Objective
Where the data below has the string "name", return the whole line.

--- START Data for this exercise ---

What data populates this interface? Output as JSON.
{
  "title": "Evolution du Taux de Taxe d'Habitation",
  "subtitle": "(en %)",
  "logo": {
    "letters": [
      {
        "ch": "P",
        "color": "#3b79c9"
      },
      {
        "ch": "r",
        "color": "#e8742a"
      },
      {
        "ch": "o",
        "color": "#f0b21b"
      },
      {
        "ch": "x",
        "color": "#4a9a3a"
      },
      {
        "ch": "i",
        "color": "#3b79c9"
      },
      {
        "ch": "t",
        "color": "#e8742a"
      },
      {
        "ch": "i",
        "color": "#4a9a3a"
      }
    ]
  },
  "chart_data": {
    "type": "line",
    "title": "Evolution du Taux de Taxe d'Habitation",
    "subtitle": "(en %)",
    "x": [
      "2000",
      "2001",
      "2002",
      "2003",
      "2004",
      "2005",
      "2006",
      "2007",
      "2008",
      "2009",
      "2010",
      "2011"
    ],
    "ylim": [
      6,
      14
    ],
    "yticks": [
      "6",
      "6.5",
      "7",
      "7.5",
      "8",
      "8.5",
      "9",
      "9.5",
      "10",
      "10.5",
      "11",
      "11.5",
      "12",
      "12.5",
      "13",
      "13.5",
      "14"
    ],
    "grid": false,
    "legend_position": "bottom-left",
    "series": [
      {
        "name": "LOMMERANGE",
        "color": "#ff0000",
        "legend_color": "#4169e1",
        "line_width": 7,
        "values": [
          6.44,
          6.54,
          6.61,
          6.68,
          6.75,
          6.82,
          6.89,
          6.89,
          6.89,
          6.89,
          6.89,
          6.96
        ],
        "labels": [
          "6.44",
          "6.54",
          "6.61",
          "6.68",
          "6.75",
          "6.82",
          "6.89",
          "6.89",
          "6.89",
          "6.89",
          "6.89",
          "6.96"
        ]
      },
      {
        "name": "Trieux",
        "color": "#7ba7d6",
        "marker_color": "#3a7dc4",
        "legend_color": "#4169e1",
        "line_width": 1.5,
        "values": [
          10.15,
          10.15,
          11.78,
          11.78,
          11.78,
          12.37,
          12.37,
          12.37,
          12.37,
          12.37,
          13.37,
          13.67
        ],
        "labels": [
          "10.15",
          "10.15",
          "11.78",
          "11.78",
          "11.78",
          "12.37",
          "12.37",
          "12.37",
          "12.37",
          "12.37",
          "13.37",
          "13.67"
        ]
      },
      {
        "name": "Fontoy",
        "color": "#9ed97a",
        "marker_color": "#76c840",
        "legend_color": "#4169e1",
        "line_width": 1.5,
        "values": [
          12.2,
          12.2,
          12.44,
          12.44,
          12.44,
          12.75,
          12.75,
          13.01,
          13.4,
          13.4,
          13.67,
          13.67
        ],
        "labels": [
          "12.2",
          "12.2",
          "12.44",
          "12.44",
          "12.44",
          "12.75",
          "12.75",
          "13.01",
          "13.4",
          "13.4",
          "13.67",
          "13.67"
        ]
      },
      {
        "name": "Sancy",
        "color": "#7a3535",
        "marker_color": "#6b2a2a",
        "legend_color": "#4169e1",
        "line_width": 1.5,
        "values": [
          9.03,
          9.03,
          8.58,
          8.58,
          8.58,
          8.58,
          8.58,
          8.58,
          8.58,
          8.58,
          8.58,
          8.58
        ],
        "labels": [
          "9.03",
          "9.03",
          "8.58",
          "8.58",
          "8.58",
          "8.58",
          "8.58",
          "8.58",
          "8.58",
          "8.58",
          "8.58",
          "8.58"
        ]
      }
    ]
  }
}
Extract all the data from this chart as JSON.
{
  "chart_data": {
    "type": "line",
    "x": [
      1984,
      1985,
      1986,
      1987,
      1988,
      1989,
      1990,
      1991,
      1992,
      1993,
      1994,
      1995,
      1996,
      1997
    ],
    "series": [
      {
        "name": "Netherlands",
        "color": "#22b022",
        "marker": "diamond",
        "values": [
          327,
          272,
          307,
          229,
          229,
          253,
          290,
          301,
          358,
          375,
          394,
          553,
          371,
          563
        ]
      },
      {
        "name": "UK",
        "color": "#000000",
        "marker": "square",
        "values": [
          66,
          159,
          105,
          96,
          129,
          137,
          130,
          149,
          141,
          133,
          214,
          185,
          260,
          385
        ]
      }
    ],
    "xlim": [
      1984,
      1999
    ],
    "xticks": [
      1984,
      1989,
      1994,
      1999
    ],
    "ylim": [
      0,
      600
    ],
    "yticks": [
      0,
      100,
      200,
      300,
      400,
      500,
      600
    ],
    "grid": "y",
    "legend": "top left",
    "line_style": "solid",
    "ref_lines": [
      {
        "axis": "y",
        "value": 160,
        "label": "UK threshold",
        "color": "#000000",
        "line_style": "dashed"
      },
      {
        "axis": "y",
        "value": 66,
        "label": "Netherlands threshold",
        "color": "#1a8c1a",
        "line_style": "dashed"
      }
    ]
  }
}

--- END Data for this exercise ---
--- START Data for this exercise ---

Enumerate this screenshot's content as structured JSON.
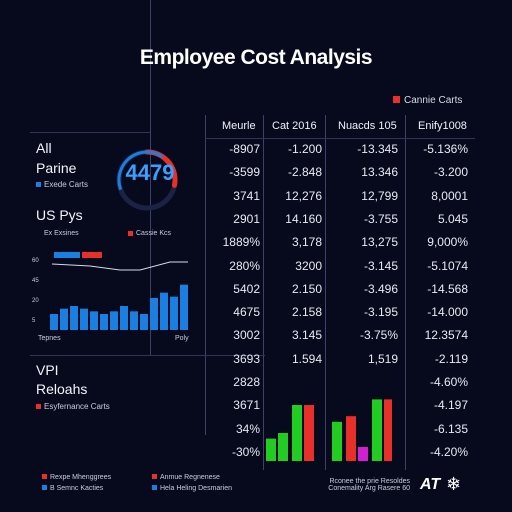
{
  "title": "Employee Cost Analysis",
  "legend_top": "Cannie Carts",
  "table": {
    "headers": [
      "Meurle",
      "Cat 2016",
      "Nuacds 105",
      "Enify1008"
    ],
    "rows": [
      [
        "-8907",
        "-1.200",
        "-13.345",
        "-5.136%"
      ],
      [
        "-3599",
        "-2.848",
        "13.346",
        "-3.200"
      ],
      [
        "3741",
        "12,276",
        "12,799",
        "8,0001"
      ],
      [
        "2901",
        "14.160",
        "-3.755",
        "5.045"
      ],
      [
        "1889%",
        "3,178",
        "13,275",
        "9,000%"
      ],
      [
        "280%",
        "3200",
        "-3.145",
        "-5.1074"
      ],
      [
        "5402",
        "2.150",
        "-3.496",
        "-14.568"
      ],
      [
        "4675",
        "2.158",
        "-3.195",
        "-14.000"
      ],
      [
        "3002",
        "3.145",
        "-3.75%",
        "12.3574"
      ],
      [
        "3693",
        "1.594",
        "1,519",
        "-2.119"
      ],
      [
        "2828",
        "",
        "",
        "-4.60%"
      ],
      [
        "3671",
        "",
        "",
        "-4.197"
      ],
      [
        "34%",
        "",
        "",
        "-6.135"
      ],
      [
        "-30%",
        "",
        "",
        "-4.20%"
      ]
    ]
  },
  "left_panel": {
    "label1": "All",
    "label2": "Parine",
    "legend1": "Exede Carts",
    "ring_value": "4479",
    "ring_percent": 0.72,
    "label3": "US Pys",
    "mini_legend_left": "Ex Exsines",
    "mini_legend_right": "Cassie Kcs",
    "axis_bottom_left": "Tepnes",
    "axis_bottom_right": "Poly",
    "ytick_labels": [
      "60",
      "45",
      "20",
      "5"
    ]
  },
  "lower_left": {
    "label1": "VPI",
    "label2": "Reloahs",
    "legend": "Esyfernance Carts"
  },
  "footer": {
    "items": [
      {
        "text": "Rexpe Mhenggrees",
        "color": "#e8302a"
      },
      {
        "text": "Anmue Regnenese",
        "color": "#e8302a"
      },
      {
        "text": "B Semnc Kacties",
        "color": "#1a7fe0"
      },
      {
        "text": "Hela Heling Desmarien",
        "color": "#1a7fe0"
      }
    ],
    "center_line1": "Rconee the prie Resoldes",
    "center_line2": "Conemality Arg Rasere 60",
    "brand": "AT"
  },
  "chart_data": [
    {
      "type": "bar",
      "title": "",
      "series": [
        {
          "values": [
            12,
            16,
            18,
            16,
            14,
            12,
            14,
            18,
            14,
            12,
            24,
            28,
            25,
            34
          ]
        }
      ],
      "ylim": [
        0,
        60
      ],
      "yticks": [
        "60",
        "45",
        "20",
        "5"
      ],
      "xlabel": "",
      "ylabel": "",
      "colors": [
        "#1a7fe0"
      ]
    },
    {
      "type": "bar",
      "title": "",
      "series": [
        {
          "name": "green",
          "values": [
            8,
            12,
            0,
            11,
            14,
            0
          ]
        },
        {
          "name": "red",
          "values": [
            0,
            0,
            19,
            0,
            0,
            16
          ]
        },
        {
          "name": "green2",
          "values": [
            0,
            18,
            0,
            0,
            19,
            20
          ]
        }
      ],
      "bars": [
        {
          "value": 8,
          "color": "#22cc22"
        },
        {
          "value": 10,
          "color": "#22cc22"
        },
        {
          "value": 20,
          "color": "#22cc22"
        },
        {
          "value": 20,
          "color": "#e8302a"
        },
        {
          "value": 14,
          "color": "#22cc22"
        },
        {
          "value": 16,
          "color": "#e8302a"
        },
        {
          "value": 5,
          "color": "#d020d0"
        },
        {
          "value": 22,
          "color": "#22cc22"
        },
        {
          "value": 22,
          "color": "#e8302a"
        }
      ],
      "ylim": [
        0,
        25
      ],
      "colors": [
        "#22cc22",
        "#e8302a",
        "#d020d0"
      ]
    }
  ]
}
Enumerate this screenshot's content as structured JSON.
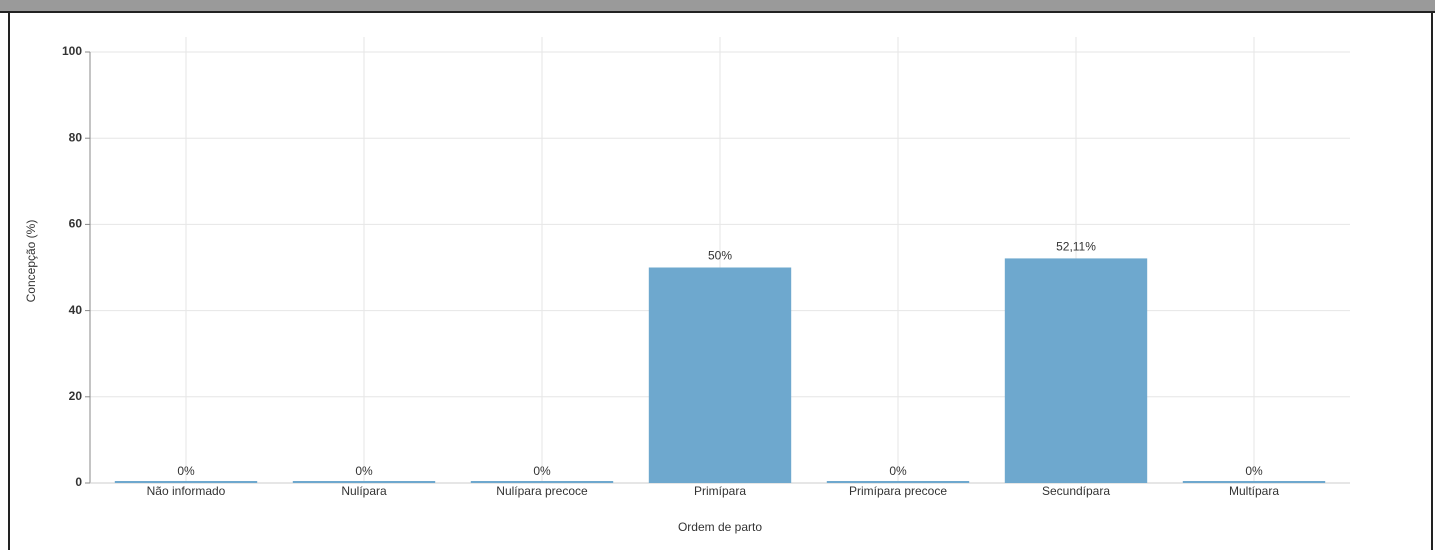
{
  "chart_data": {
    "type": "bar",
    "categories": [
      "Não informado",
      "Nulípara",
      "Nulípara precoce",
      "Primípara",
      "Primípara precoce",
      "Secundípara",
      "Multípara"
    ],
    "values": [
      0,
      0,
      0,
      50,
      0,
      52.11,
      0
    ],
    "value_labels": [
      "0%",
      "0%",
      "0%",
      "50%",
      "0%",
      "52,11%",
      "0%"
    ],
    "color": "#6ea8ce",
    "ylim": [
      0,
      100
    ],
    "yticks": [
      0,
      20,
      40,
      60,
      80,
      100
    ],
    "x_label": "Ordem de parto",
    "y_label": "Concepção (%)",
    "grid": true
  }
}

--- END Data for this exercise ---

The answer
        "name": "LOMMERANGE",
        "name": "Trieux",
        "name": "Fontoy",
        "name": "Sancy",
        "name": "Netherlands",
        "name": "UK",
          "name": "green",
          "name": "red",
          "name": "green2",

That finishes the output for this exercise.